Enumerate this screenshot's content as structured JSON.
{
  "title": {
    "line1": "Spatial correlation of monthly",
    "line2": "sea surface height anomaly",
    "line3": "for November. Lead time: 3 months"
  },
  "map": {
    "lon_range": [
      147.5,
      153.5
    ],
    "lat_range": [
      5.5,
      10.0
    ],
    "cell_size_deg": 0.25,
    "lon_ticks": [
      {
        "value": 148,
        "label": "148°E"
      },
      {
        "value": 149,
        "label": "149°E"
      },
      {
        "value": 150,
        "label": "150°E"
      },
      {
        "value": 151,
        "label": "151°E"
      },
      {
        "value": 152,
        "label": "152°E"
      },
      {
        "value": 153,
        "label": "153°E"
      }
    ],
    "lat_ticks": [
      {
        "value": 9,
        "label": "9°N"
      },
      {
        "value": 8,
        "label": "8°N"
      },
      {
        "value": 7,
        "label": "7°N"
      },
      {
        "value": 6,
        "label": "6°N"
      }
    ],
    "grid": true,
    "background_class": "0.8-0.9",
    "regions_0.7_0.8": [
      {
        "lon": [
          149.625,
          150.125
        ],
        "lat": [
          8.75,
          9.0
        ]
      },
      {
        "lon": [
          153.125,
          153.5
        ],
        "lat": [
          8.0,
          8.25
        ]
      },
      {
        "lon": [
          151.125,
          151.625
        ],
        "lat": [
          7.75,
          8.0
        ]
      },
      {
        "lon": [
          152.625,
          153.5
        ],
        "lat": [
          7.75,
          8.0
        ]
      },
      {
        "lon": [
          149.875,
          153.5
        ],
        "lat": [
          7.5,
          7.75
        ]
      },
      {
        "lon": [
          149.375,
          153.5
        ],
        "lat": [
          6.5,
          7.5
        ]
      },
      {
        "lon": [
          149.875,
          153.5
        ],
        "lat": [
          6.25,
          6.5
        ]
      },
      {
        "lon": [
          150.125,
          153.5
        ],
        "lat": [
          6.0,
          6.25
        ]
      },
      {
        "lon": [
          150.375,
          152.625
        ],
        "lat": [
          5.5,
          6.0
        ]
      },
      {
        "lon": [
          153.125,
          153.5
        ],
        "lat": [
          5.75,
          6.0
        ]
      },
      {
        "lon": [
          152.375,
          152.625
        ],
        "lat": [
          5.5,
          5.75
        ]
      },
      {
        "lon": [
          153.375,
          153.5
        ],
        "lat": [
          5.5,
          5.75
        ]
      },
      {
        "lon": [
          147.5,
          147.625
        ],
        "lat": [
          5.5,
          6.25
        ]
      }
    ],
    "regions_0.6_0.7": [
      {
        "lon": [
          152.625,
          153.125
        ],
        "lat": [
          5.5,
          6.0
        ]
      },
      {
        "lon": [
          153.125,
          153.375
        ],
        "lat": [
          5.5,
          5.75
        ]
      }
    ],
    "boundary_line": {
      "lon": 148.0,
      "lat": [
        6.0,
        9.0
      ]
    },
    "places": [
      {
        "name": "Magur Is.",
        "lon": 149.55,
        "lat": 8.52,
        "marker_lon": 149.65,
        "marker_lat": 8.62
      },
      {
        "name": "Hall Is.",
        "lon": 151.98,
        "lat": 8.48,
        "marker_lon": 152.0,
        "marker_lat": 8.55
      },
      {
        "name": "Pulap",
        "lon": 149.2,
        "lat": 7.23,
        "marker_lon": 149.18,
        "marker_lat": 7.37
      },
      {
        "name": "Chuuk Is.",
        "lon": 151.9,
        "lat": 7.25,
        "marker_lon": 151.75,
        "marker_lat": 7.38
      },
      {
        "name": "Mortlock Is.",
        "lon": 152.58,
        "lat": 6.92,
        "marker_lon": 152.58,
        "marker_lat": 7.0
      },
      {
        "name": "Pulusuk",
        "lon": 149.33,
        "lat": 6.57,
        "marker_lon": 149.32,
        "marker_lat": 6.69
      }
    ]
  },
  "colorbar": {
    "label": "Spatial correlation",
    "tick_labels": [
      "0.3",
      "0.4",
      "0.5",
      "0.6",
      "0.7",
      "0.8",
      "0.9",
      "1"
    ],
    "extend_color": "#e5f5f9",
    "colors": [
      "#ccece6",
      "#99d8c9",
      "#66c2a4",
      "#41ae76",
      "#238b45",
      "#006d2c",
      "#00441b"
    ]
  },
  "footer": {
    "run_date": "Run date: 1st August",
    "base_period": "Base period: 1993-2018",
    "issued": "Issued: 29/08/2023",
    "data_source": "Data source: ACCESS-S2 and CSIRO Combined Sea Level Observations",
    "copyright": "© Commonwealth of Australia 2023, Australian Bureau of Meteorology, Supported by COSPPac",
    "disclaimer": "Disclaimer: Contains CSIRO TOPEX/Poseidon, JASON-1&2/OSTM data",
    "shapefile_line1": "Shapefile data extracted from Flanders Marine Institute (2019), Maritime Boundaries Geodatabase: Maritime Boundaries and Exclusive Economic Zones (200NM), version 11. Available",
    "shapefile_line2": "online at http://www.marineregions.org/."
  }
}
****
Exercise directions:
Using the entries above, please restate each one word for word.

Task solution:
Enumerate this screenshot's content as structured JSON.
{
  "title": {
    "line1": "Spatial correlation of monthly",
    "line2": "sea surface height anomaly",
    "line3": "for November. Lead time: 3 months"
  },
  "map": {
    "lon_range": [
      147.5,
      153.5
    ],
    "lat_range": [
      5.5,
      10.0
    ],
    "cell_size_deg": 0.25,
    "lon_ticks": [
      {
        "value": 148,
        "label": "148°E"
      },
      {
        "value": 149,
        "label": "149°E"
      },
      {
        "value": 150,
        "label": "150°E"
      },
      {
        "value": 151,
        "label": "151°E"
      },
      {
        "value": 152,
        "label": "152°E"
      },
      {
        "value": 153,
        "label": "153°E"
      }
    ],
    "lat_ticks": [
      {
        "value": 9,
        "label": "9°N"
      },
      {
        "value": 8,
        "label": "8°N"
      },
      {
        "value": 7,
        "label": "7°N"
      },
      {
        "value": 6,
        "label": "6°N"
      }
    ],
    "grid": true,
    "background_class": "0.8-0.9",
    "regions_0.7_0.8": [
      {
        "lon": [
          149.625,
          150.125
        ],
        "lat": [
          8.75,
          9.0
        ]
      },
      {
        "lon": [
          153.125,
          153.5
        ],
        "lat": [
          8.0,
          8.25
        ]
      },
      {
        "lon": [
          151.125,
          151.625
        ],
        "lat": [
          7.75,
          8.0
        ]
      },
      {
        "lon": [
          152.625,
          153.5
        ],
        "lat": [
          7.75,
          8.0
        ]
      },
      {
        "lon": [
          149.875,
          153.5
        ],
        "lat": [
          7.5,
          7.75
        ]
      },
      {
        "lon": [
          149.375,
          153.5
        ],
        "lat": [
          6.5,
          7.5
        ]
      },
      {
        "lon": [
          149.875,
          153.5
        ],
        "lat": [
          6.25,
          6.5
        ]
      },
      {
        "lon": [
          150.125,
          153.5
        ],
        "lat": [
          6.0,
          6.25
        ]
      },
      {
        "lon": [
          150.375,
          152.625
        ],
        "lat": [
          5.5,
          6.0
        ]
      },
      {
        "lon": [
          153.125,
          153.5
        ],
        "lat": [
          5.75,
          6.0
        ]
      },
      {
        "lon": [
          152.375,
          152.625
        ],
        "lat": [
          5.5,
          5.75
        ]
      },
      {
        "lon": [
          153.375,
          153.5
        ],
        "lat": [
          5.5,
          5.75
        ]
      },
      {
        "lon": [
          147.5,
          147.625
        ],
        "lat": [
          5.5,
          6.25
        ]
      }
    ],
    "regions_0.6_0.7": [
      {
        "lon": [
          152.625,
          153.125
        ],
        "lat": [
          5.5,
          6.0
        ]
      },
      {
        "lon": [
          153.125,
          153.375
        ],
        "lat": [
          5.5,
          5.75
        ]
      }
    ],
    "boundary_line": {
      "lon": 148.0,
      "lat": [
        6.0,
        9.0
      ]
    },
    "places": [
      {
        "name": "Magur Is.",
        "lon": 149.55,
        "lat": 8.52,
        "marker_lon": 149.65,
        "marker_lat": 8.62
      },
      {
        "name": "Hall Is.",
        "lon": 151.98,
        "lat": 8.48,
        "marker_lon": 152.0,
        "marker_lat": 8.55
      },
      {
        "name": "Pulap",
        "lon": 149.2,
        "lat": 7.23,
        "marker_lon": 149.18,
        "marker_lat": 7.37
      },
      {
        "name": "Chuuk Is.",
        "lon": 151.9,
        "lat": 7.25,
        "marker_lon": 151.75,
        "marker_lat": 7.38
      },
      {
        "name": "Mortlock Is.",
        "lon": 152.58,
        "lat": 6.92,
        "marker_lon": 152.58,
        "marker_lat": 7.0
      },
      {
        "name": "Pulusuk",
        "lon": 149.33,
        "lat": 6.57,
        "marker_lon": 149.32,
        "marker_lat": 6.69
      }
    ]
  },
  "colorbar": {
    "label": "Spatial correlation",
    "tick_labels": [
      "0.3",
      "0.4",
      "0.5",
      "0.6",
      "0.7",
      "0.8",
      "0.9",
      "1"
    ],
    "extend_color": "#e5f5f9",
    "colors": [
      "#ccece6",
      "#99d8c9",
      "#66c2a4",
      "#41ae76",
      "#238b45",
      "#006d2c",
      "#00441b"
    ]
  },
  "footer": {
    "run_date": "Run date: 1st August",
    "base_period": "Base period: 1993-2018",
    "issued": "Issued: 29/08/2023",
    "data_source": "Data source: ACCESS-S2 and CSIRO Combined Sea Level Observations",
    "copyright": "© Commonwealth of Australia 2023, Australian Bureau of Meteorology, Supported by COSPPac",
    "disclaimer": "Disclaimer: Contains CSIRO TOPEX/Poseidon, JASON-1&2/OSTM data",
    "shapefile_line1": "Shapefile data extracted from Flanders Marine Institute (2019), Maritime Boundaries Geodatabase: Maritime Boundaries and Exclusive Economic Zones (200NM), version 11. Available",
    "shapefile_line2": "online at http://www.marineregions.org/."
  }
}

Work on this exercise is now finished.